* START Input data *

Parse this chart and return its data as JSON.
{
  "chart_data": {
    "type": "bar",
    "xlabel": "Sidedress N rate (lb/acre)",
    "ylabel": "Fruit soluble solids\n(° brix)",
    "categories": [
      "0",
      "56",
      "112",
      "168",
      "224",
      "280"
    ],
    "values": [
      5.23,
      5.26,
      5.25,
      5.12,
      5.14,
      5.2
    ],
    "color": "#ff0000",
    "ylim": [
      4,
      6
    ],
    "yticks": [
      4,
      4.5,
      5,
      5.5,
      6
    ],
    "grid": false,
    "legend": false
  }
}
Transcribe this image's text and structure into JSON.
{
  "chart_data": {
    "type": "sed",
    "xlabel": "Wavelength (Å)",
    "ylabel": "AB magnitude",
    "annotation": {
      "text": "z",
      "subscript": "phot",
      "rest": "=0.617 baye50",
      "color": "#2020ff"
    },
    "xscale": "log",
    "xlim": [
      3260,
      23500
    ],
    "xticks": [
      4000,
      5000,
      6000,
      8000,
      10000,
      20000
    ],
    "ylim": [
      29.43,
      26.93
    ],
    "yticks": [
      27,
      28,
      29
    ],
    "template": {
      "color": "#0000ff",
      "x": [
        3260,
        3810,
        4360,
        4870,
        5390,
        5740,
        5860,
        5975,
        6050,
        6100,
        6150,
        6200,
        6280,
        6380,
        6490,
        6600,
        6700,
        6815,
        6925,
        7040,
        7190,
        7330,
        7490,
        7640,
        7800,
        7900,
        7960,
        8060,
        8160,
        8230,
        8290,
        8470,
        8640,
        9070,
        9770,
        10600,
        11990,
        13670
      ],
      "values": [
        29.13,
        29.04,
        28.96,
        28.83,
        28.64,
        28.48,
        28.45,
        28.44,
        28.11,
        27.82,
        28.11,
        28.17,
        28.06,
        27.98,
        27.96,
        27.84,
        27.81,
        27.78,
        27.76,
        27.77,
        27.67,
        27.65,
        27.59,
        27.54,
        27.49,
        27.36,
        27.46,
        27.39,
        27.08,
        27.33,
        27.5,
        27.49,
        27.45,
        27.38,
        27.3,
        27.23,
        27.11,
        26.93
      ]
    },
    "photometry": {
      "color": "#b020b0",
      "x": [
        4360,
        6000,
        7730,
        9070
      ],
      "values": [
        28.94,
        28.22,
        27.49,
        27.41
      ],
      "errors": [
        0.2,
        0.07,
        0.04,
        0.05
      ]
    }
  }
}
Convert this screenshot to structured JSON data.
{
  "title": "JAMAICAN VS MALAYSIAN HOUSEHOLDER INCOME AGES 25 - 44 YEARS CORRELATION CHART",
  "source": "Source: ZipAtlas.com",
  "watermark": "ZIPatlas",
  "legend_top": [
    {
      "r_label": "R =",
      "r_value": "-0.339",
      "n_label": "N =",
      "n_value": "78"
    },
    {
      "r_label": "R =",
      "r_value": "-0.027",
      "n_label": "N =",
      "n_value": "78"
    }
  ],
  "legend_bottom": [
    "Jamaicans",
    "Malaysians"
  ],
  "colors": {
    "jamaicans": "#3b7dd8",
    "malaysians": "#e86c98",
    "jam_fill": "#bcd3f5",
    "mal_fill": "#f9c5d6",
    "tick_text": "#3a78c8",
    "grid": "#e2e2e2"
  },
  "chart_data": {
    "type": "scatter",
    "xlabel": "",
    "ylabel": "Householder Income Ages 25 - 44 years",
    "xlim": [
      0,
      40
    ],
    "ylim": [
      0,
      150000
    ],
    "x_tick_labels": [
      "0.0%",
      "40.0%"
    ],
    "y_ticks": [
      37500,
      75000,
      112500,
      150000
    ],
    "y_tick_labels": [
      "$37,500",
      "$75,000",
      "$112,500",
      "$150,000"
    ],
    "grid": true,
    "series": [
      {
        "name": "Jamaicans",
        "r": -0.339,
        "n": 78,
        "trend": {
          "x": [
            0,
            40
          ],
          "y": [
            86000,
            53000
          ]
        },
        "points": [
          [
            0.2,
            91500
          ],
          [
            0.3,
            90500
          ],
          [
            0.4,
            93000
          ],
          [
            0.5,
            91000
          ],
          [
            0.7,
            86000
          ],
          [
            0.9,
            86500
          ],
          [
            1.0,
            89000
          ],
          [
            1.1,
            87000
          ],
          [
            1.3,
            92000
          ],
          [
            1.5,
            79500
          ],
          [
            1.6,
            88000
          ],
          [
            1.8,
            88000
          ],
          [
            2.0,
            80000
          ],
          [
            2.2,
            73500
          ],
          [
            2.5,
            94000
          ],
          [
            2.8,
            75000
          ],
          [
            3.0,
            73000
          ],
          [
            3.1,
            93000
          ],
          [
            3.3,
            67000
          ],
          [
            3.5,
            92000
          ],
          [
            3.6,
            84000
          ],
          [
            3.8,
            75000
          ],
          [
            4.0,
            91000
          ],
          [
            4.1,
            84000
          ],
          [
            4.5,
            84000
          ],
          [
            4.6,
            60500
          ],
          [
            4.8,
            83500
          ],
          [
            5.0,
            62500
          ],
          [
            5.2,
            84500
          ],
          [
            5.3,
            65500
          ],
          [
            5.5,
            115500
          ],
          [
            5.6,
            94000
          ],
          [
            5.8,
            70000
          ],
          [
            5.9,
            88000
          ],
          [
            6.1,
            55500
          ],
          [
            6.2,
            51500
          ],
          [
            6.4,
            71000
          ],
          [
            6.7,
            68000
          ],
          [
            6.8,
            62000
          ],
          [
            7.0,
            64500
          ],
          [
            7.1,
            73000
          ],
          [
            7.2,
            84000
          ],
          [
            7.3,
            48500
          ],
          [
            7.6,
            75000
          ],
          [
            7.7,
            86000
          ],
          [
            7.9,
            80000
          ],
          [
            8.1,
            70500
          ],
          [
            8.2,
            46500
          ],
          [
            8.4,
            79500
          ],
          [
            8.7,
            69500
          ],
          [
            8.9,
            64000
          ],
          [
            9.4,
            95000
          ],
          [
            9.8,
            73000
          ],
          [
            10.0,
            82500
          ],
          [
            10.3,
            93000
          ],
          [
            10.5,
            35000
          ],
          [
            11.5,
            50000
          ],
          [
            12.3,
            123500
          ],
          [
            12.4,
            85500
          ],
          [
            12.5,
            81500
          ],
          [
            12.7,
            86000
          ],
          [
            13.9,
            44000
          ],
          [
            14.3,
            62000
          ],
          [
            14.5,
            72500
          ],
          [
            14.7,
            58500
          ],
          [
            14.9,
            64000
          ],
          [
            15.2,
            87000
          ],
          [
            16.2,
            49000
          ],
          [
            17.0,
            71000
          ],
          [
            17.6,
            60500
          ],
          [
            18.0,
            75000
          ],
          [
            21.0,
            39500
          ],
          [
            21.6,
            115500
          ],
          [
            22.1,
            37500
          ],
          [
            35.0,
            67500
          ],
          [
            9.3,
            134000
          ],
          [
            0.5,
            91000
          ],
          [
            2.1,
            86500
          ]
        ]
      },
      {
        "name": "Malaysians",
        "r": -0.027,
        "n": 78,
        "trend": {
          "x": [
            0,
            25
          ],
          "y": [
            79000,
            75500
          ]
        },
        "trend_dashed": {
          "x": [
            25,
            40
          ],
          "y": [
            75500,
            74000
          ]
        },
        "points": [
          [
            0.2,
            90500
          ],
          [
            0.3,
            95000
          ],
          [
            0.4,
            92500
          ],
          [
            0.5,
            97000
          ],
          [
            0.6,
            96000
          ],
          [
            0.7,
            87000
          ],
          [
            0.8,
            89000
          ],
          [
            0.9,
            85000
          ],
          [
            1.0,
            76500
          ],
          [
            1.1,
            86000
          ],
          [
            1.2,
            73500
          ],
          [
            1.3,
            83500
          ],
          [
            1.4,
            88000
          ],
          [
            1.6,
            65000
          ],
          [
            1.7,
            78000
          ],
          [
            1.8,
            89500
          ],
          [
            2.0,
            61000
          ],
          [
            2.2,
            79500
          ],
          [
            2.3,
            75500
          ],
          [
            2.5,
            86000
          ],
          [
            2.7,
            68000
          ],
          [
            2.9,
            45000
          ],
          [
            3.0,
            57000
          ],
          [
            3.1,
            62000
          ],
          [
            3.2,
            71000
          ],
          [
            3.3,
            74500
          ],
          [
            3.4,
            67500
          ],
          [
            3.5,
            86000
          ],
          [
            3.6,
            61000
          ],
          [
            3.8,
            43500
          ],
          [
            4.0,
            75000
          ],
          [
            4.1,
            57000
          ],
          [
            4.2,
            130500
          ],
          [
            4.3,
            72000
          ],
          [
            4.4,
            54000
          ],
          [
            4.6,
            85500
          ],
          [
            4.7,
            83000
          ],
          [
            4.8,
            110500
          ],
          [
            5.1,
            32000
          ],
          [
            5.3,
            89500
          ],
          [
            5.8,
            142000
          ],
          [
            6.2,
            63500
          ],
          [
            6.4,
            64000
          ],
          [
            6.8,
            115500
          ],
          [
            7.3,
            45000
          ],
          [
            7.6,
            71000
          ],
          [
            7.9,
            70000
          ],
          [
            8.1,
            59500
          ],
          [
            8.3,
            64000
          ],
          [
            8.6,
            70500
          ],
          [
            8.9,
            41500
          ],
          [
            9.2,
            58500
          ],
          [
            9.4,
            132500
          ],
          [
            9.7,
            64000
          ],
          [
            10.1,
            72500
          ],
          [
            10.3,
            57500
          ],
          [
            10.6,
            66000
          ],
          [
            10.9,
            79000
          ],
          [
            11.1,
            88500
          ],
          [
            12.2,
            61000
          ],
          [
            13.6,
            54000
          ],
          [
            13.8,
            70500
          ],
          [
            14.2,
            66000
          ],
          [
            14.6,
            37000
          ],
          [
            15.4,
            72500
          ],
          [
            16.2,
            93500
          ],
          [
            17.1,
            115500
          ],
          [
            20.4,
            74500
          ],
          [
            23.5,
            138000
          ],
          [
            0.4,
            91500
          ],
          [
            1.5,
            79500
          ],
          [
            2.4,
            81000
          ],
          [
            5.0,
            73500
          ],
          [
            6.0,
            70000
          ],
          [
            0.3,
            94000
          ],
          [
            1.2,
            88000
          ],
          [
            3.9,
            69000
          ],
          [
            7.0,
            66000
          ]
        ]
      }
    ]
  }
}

* END Input data *

=== What the exercise asks ===
Identify lines with the string "xlabel". Copy each one.

=== Expected answer ===
    "xlabel": "Sidedress N rate (lb/acre)",
    "xlabel": "Wavelength (Å)",
    "xlabel": "",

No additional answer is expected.